=== PROVIDED MATERIAL ===

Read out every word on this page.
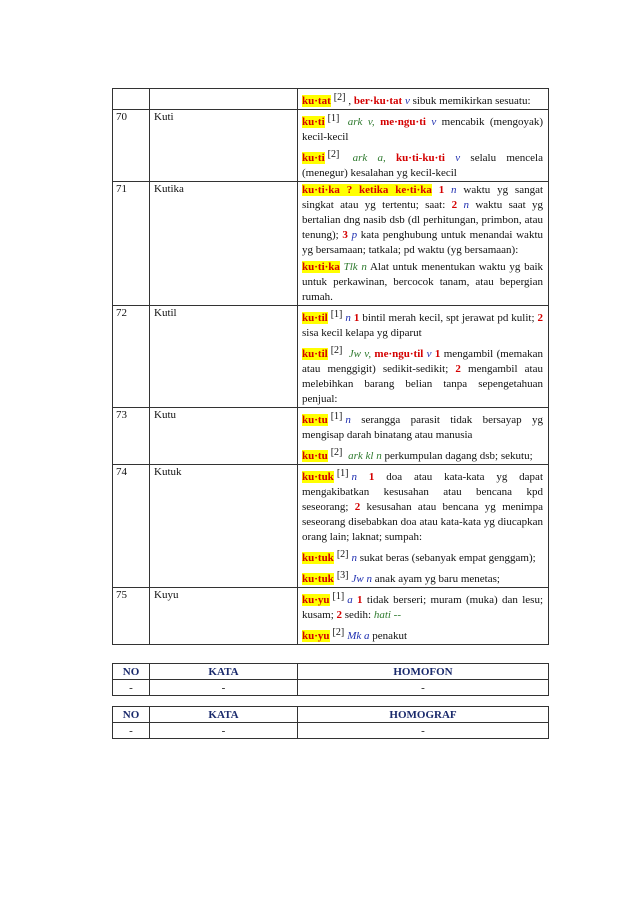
		ku·tat [2] , ber·ku·tat v sibuk memikirkan sesuatu:

70	Kuti	ku·ti [1] ark v, me·ngu·ti v mencabik (mengoyak) kecil-kecil
ku·ti [2] ark a, ku·ti-ku·ti v selalu mencela (menegur) kesalahan yg kecil-kecil

71	Kutika	ku·ti·ka ? ketika ke·ti·ka 1 n waktu yg sangat singkat atau yg tertentu; saat: 2 n waktu saat yg bertalian dng nasib dsb (dl perhitungan, primbon, atau tenung); 3 p kata penghubung untuk menandai waktu yg bersamaan; tatkala; pd waktu (yg bersamaan):
ku·ti·ka Tlk n Alat untuk menentukan waktu yg baik untuk perkawinan, bercocok tanam, atau bepergian rumah.

72	Kutil	ku·til [1] n 1 bintil merah kecil, spt jerawat pd kulit; 2 sisa kecil kelapa yg diparut
ku·til [2] Jw v, me·ngu·til v 1 mengambil (memakan atau menggigit) sedikit-sedikit; 2 mengambil atau melebihkan barang belian tanpa sepengetahuan penjual:

73	Kutu	ku·tu [1] n serangga parasit tidak bersayap yg mengisap darah binatang atau manusia
ku·tu [2] ark kl n perkumpulan dagang dsb; sekutu;

74	Kutuk	ku·tuk [1] n 1 doa atau kata-kata yg dapat mengakibatkan kesusahan atau bencana kpd seseorang; 2 kesusahan atau bencana yg menimpa seseorang disebabkan doa atau kata-kata yg diucapkan orang lain; laknat; sumpah:
ku·tuk [2] n sukat beras (sebanyak empat genggam);
ku·tuk [3] Jw n anak ayam yg baru menetas;

75	Kuyu	ku·yu [1] a 1 tidak berseri; muram (muka) dan lesu; kusam; 2 sedih: hati --
ku·yu [2] Mk a penakut
NO	KATA	HOMOFON
-	-	-
NO	KATA	HOMOGRAF
-	-	-
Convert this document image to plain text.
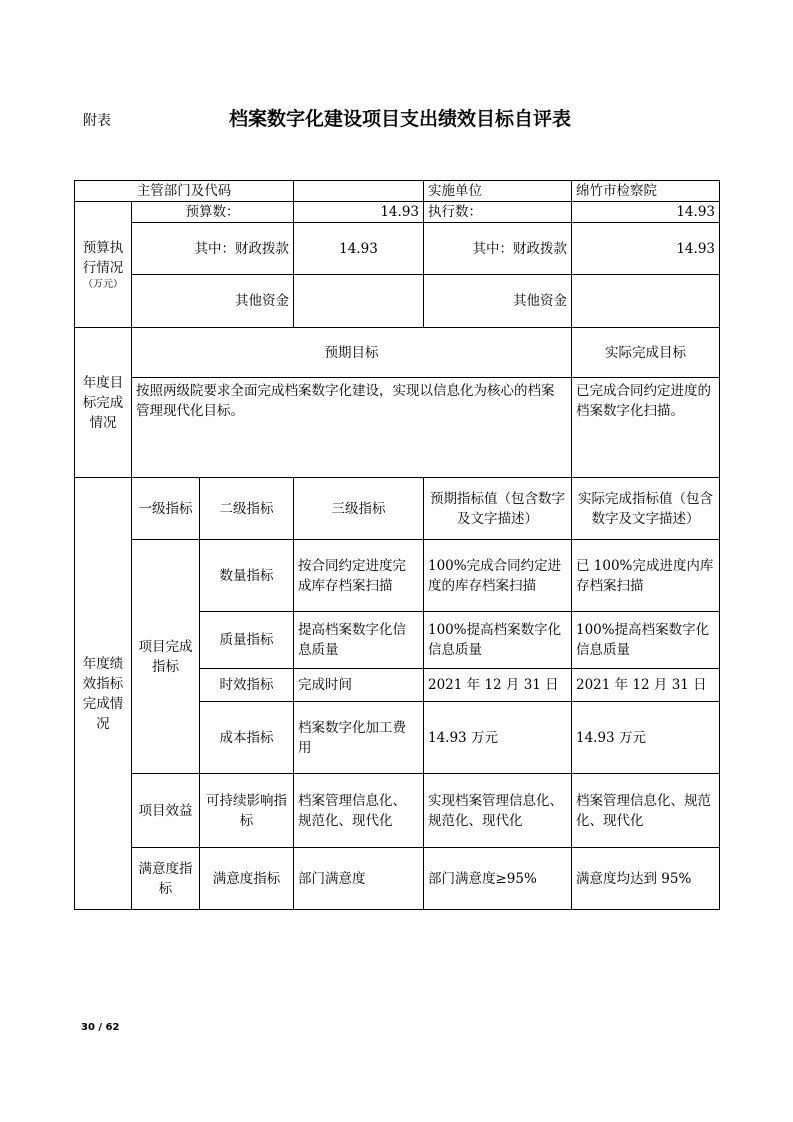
附表	档案数字化建设项目支出绩效目标自评表
主管部门及代码				实施单位	绵竹市检察院
预算执行情况
（万元）	预算数：		14.93	执行数：	14.93
	其中：财政拨款		14.93	其中：财政拨款	14.93
	其他资金			其他资金	
年度目标完成情况	预期目标				实际完成目标
	按照两级院要求全面完成档案数字化建设，实现以信息化为核心的档案管理现代化目标。				已完成合同约定进度的档案数字化扫描。
年度绩效指标完成情况	一级指标	二级指标	三级指标	预期指标值（包含数字及文字描述）	实际完成指标值（包含数字及文字描述）
	项目完成指标	数量指标	按合同约定进度完成库存档案扫描	100%完成合同约定进度的库存档案扫描	已 100%完成进度内库存档案扫描
		质量指标	提高档案数字化信息质量	100%提高档案数字化信息质量	100%提高档案数字化信息质量
		时效指标	完成时间	2021 年 12 月 31 日	2021 年 12 月 31 日
		成本指标	档案数字化加工费用	14.93 万元	14.93 万元
	项目效益	可持续影响指标	档案管理信息化、规范化、现代化	实现档案管理信息化、规范化、现代化	档案管理信息化、规范化、现代化
	满意度指标	满意度指标	部门满意度	部门满意度≥95%	满意度均达到 95%
30 / 62
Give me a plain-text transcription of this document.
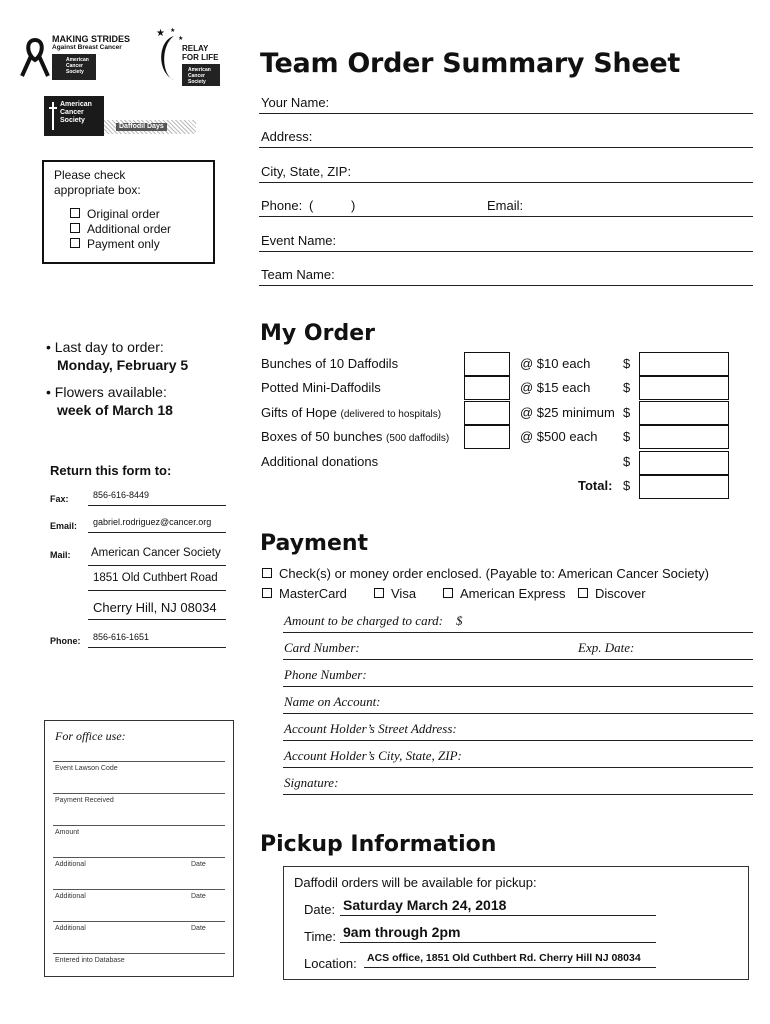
MAKING STRIDES
Against Breast Cancer
American Cancer Society
★ ★
★
RELAY
FOR LIFE
American Cancer Society
American Cancer Society
Daffodil Days
Team Order Summary Sheet
Your Name:
Address:
City, State, ZIP:
Phone: (	)	Email:
Event Name:
Team Name:
Please check
appropriate box:
Original order
Additional order
Payment only
• Last day to order:
Monday, February 5
• Flowers available:
week of March 18
Return this form to:
Fax:	856-616-8449
Email: gabriel.rodriguez@cancer.org
Mail: American Cancer Society
1851 Old Cuthbert Road
Cherry Hill, NJ 08034
Phone: 856-616-1651
For office use:
Event Lawson Code
Payment Received
Amount
Additional	Date
Additional	Date
Additional	Date
Entered into Database
My Order
Bunches of 10 Daffodils	@ $10 each	$
Potted Mini-Daffodils	@ $15 each	$
Gifts of Hope (delivered to hospitals)	@ $25 minimum $
Boxes of 50 bunches (500 daffodils)	@ $500 each $
Additional donations	$
Total: $
Payment
Check(s) or money order enclosed. (Payable to: American Cancer Society)
MasterCard	Visa	American Express	Discover
Amount to be charged to card: $
Card Number:	Exp. Date:
Phone Number:
Name on Account:
Account Holder’s Street Address:
Account Holder’s City, State, ZIP:
Signature:
Pickup Information
Daffodil orders will be available for pickup:
Date: Saturday March 24, 2018
Time: 9am through 2pm
Location: ACS office, 1851 Old Cuthbert Rd. Cherry Hill NJ 08034
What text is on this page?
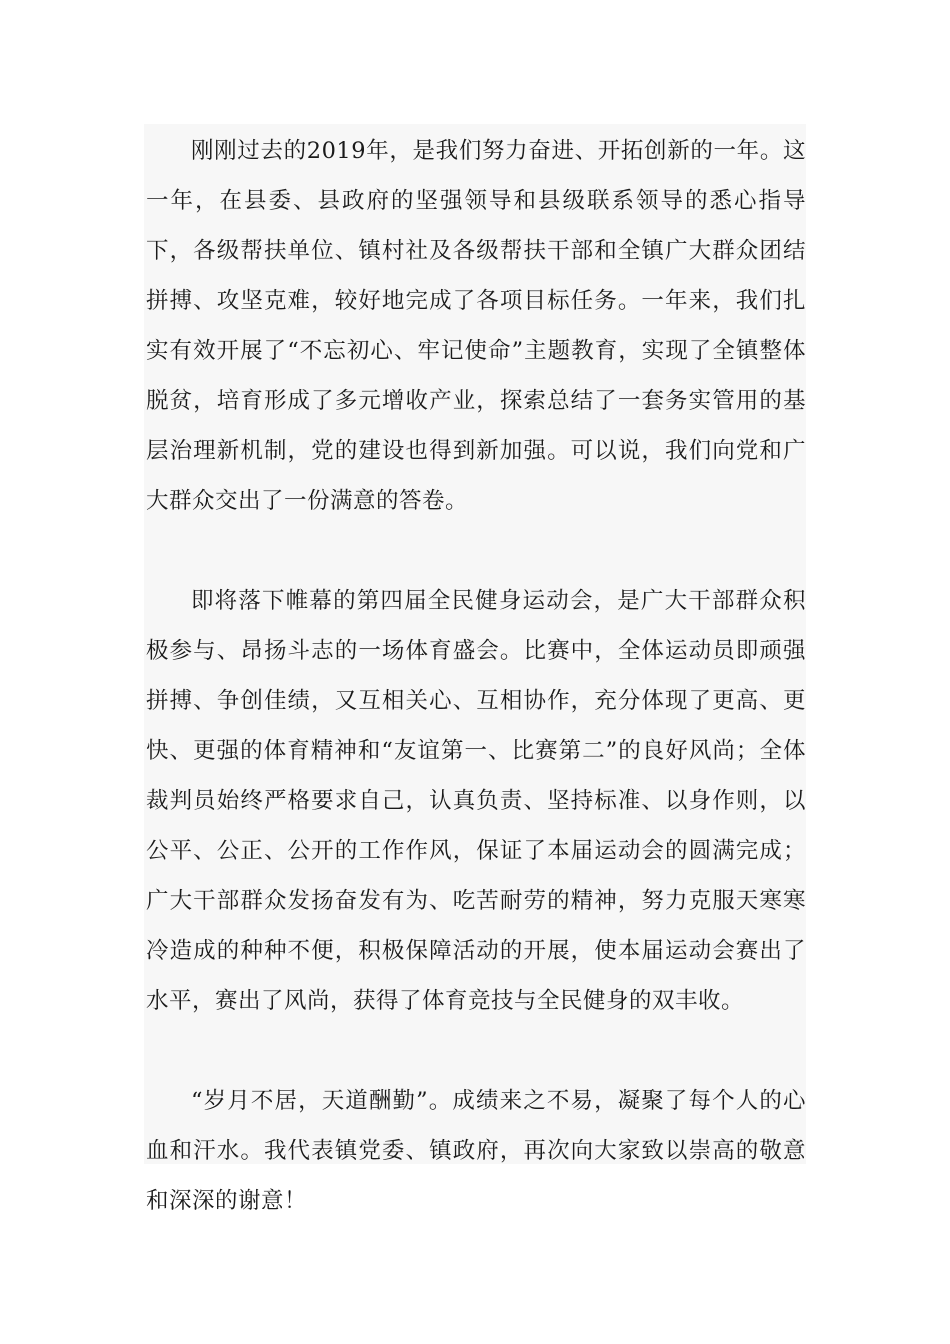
刚刚过去的2019年，是我们努力奋进、开拓创新的一年。这一年，在县委、县政府的坚强领导和县级联系领导的悉心指导下，各级帮扶单位、镇村社及各级帮扶干部和全镇广大群众团结拼搏、攻坚克难，较好地完成了各项目标任务。一年来，我们扎实有效开展了“不忘初心、牢记使命”主题教育，实现了全镇整体脱贫，培育形成了多元增收产业，探索总结了一套务实管用的基层治理新机制，党的建设也得到新加强。可以说，我们向党和广大群众交出了一份满意的答卷。

即将落下帷幕的第四届全民健身运动会，是广大干部群众积极参与、昂扬斗志的一场体育盛会。比赛中，全体运动员即顽强拼搏、争创佳绩，又互相关心、互相协作，充分体现了更高、更快、更强的体育精神和“友谊第一、比赛第二”的良好风尚；全体裁判员始终严格要求自己，认真负责、坚持标准、以身作则，以公平、公正、公开的工作作风，保证了本届运动会的圆满完成；广大干部群众发扬奋发有为、吃苦耐劳的精神，努力克服天寒寒冷造成的种种不便，积极保障活动的开展，使本届运动会赛出了水平，赛出了风尚，获得了体育竞技与全民健身的双丰收。

“岁月不居，天道酬勤”。成绩来之不易，凝聚了每个人的心血和汗水。我代表镇党委、镇政府，再次向大家致以崇高的敬意和深深的谢意！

===

* TASK *
State how many lines include the string "untuk". Give no other information.

* OUTPUT OF THE EXERCISE *
2